--- SUPPLIED RECORDS Enclosed Below ---

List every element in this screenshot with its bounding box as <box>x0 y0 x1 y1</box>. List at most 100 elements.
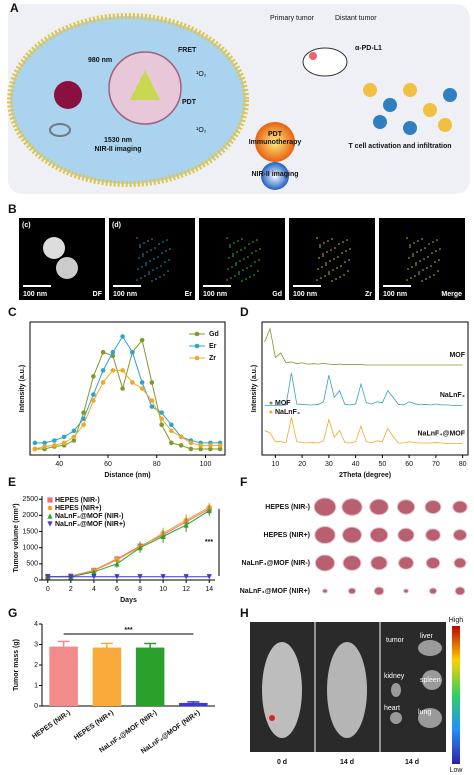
tumor <box>369 527 389 543</box>
signal-dot <box>429 276 431 278</box>
signal-dot <box>414 275 416 277</box>
image-tag: (d) <box>112 222 121 229</box>
signal-dot <box>227 268 229 270</box>
antibody-label: α-PD-L1 <box>355 45 382 52</box>
signal-dot <box>322 255 324 257</box>
channel-label: Er <box>185 291 193 298</box>
marker <box>42 444 47 449</box>
y-tick-label: 0 <box>34 577 38 584</box>
signal-dot <box>348 259 350 261</box>
signal-dot <box>229 246 231 248</box>
marker <box>81 416 86 422</box>
signal-dot <box>151 238 153 240</box>
bar <box>49 646 78 706</box>
signal-dot <box>136 279 138 281</box>
marker <box>52 438 57 443</box>
signal-dot <box>316 279 318 281</box>
particle <box>56 257 78 279</box>
tumor <box>313 497 337 517</box>
signal-dot <box>345 250 347 252</box>
signal-dot <box>341 252 343 254</box>
tumor <box>428 587 438 595</box>
x-tick-label: 8 <box>138 586 142 593</box>
signal-dot <box>317 268 319 270</box>
marker <box>42 440 47 446</box>
signal-dot <box>425 278 427 280</box>
y-tick-label: 3 <box>34 641 38 648</box>
scale-label: 100 nm <box>383 291 407 298</box>
signal-dot <box>156 267 158 269</box>
marker <box>91 398 96 403</box>
legend-label: NaLnF₄@MOF (NIR-) <box>55 513 123 520</box>
panel-label: D <box>240 305 249 319</box>
legend-label: Er <box>209 343 217 350</box>
tumor <box>322 588 328 594</box>
y-axis-title: Intensity (a.u.) <box>251 365 258 412</box>
x-tick-label: 20 <box>298 461 306 468</box>
signal-dot <box>406 279 408 281</box>
signal-dot <box>324 275 326 277</box>
marker <box>100 349 106 355</box>
marker <box>139 337 145 343</box>
signal-dot <box>242 269 244 271</box>
signal-dot <box>337 256 339 258</box>
signal-dot <box>154 247 156 249</box>
organs <box>390 640 442 728</box>
x-tick-label: 60 <box>405 461 413 468</box>
signal-dot <box>329 260 331 262</box>
signal-dot <box>226 279 228 281</box>
signal-dot <box>328 271 330 273</box>
series-label: NaLnF₄ <box>440 392 465 399</box>
x-axis-title: 2Theta (degree) <box>339 472 391 479</box>
marker <box>169 428 174 434</box>
tumor <box>314 526 336 544</box>
marker <box>71 434 77 440</box>
scale-label: 100 nm <box>23 291 47 298</box>
legend-marker <box>194 355 200 361</box>
channel-label: DF <box>93 291 103 298</box>
marker <box>45 574 51 580</box>
marker <box>149 380 155 385</box>
signal-dot <box>349 248 351 250</box>
signal-dot <box>422 269 424 271</box>
tumor <box>314 554 336 572</box>
signal-dot <box>320 277 322 279</box>
signal-dot <box>254 261 256 263</box>
signal-dot <box>347 270 349 272</box>
signal-dot <box>231 266 233 268</box>
panel-label: F <box>240 475 247 489</box>
signal-dot <box>253 274 255 276</box>
scale-label: 100 nm <box>203 291 227 298</box>
organ-label: liver <box>420 633 434 640</box>
marker <box>188 440 194 446</box>
bar <box>179 702 208 706</box>
signal-dot <box>431 252 433 254</box>
tumor <box>373 586 385 596</box>
signal-dot <box>235 264 237 266</box>
signal-dot <box>241 238 243 240</box>
marker <box>91 392 96 397</box>
signal-dot <box>333 258 335 260</box>
y-axis-title: Tumor mass (g) <box>13 639 20 691</box>
signal-dot <box>244 247 246 249</box>
series-line <box>264 417 463 444</box>
signal-dot <box>415 262 417 264</box>
row-label: HEPES (NIR-) <box>265 504 310 511</box>
signal-dot <box>331 238 333 240</box>
signal-dot <box>331 280 333 282</box>
tumor-dot <box>309 52 317 60</box>
panel-label: E <box>8 475 16 489</box>
scale-label: 100 nm <box>113 291 137 298</box>
marker <box>178 434 184 440</box>
panel-label: C <box>8 305 17 319</box>
legend-marker <box>194 343 200 349</box>
marker <box>160 574 166 580</box>
tumor <box>342 526 362 544</box>
signal-dot <box>328 273 330 275</box>
series-line <box>264 327 463 366</box>
signal-dot <box>430 265 432 267</box>
y-tick-label: 4 <box>34 621 38 628</box>
plot-frame <box>29 321 226 456</box>
colorbar <box>452 626 460 764</box>
y-tick-label: 2 <box>34 662 38 669</box>
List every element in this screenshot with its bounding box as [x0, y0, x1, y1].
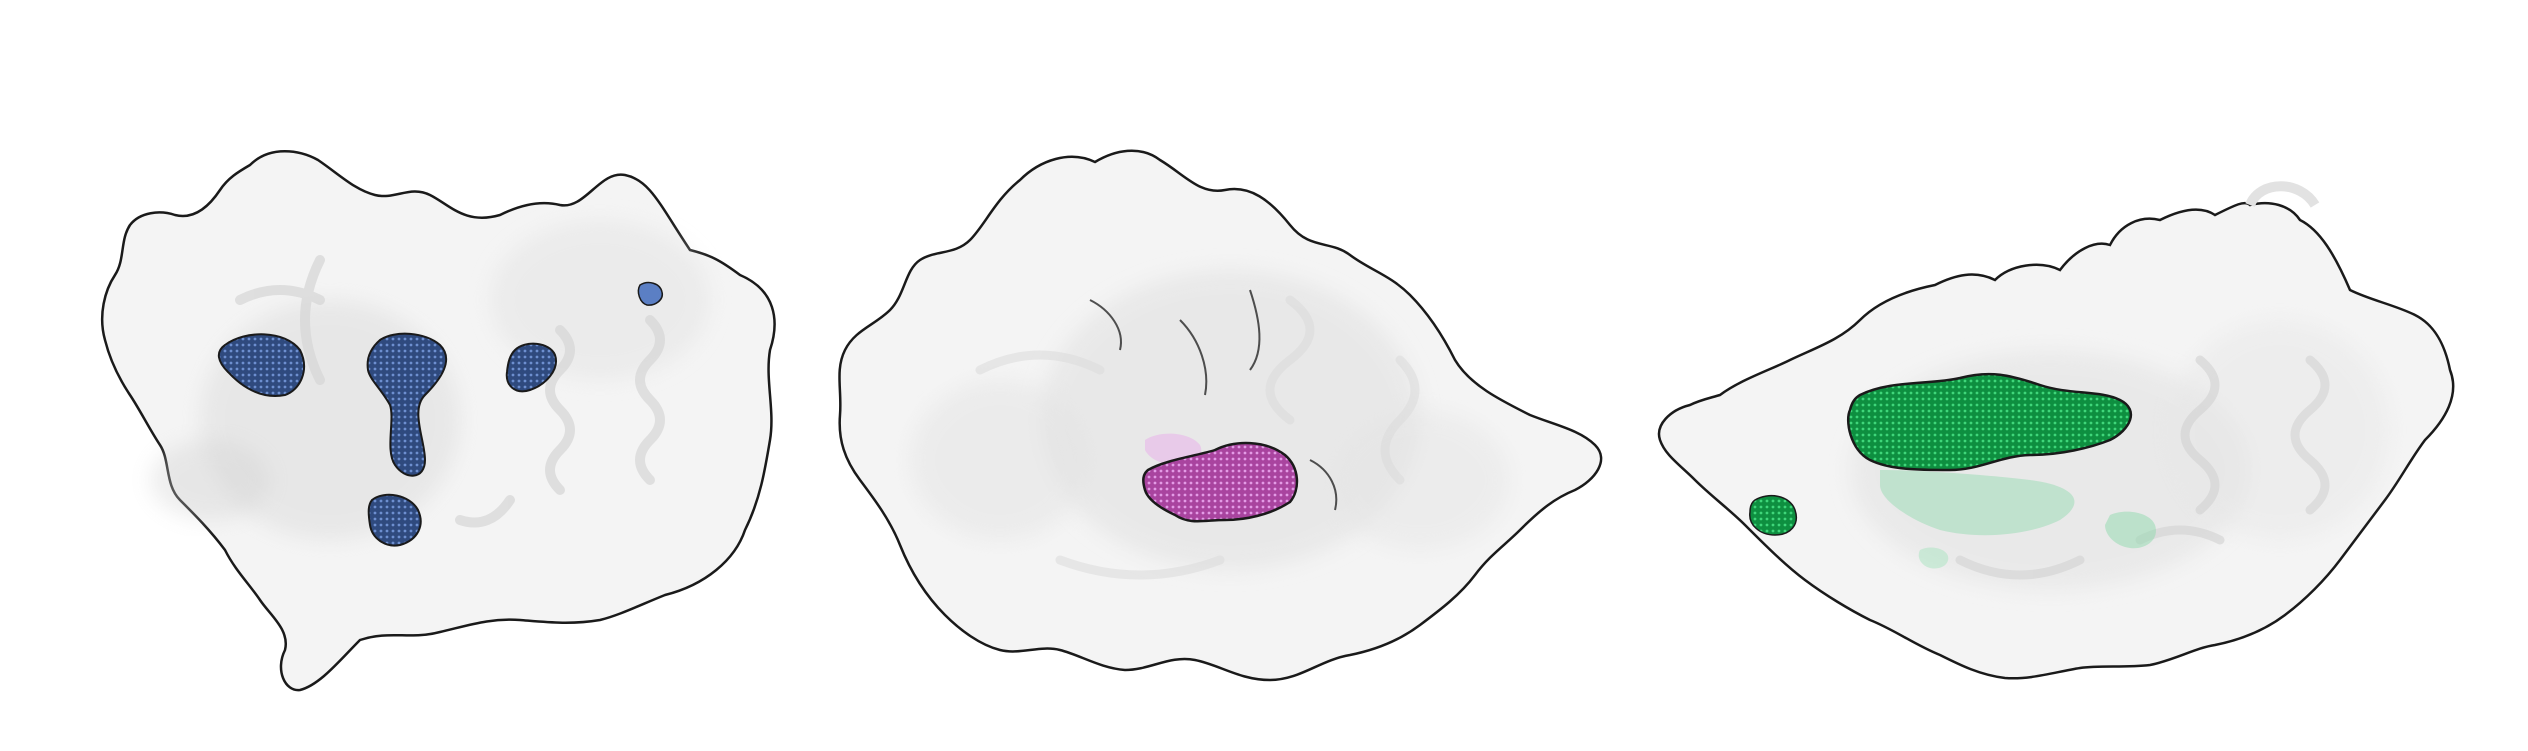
- protein-panel-1: [101, 150, 776, 692]
- pocket-group-blue: [217, 281, 664, 547]
- ribbon-helices-1: [235, 255, 665, 528]
- ribbon-helices-2: [975, 295, 1420, 580]
- pocket-blue-lower: [367, 493, 422, 547]
- pocket-blue-small-right: [505, 342, 557, 393]
- pocket-group-green: [1749, 372, 2156, 569]
- pocket-magenta-main: [1142, 441, 1299, 523]
- pocket-blue-left: [217, 333, 305, 397]
- protein-panel-2: [838, 149, 1603, 682]
- ribbon-helices-3: [1955, 355, 2330, 580]
- pocket-green-faint-right: [2105, 511, 2156, 549]
- protein-panel-3: [1657, 181, 2455, 680]
- pocket-green-main: [1846, 372, 2132, 472]
- pocket-blue-edge: [637, 281, 664, 306]
- pocket-green-faint-lower: [1918, 547, 1949, 569]
- pocket-green-left: [1749, 494, 1797, 536]
- pocket-group-magenta: [1142, 433, 1299, 523]
- pocket-blue-center: [366, 332, 448, 477]
- inner-contours-2: [1089, 289, 1338, 511]
- pocket-green-faint: [1880, 470, 2075, 536]
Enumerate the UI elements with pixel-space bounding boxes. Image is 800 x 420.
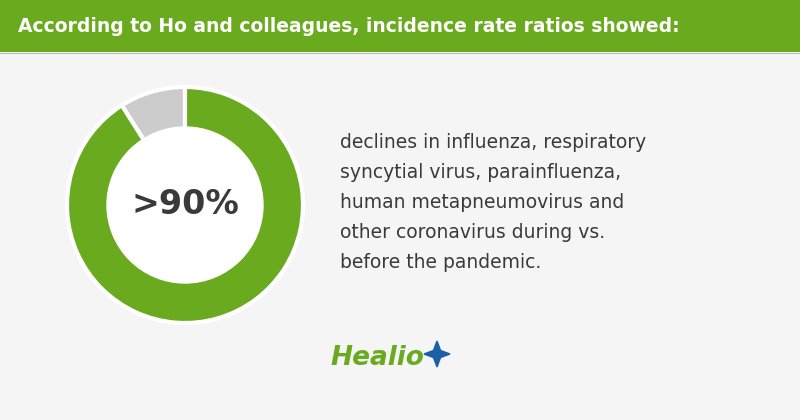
- Wedge shape: [122, 87, 185, 205]
- Text: other coronavirus during vs.: other coronavirus during vs.: [340, 223, 605, 242]
- Text: syncytial virus, parainfluenza,: syncytial virus, parainfluenza,: [340, 163, 621, 181]
- Text: declines in influenza, respiratory: declines in influenza, respiratory: [340, 132, 646, 152]
- Polygon shape: [424, 341, 450, 367]
- Wedge shape: [67, 87, 303, 323]
- FancyBboxPatch shape: [0, 0, 800, 52]
- Text: >90%: >90%: [131, 189, 239, 221]
- Circle shape: [107, 127, 263, 283]
- Text: human metapneumovirus and: human metapneumovirus and: [340, 192, 624, 212]
- Text: According to Ho and colleagues, incidence rate ratios showed:: According to Ho and colleagues, incidenc…: [18, 16, 680, 36]
- Text: Healio: Healio: [330, 345, 424, 371]
- Text: before the pandemic.: before the pandemic.: [340, 252, 542, 271]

--- End of Enclosed SUPPLIED RECORDS ---

**WHAT IS NEEDED**
Give only the number of lines in the data that hold the string "lower".

**RESULT FOR THIS EXERCISE**
2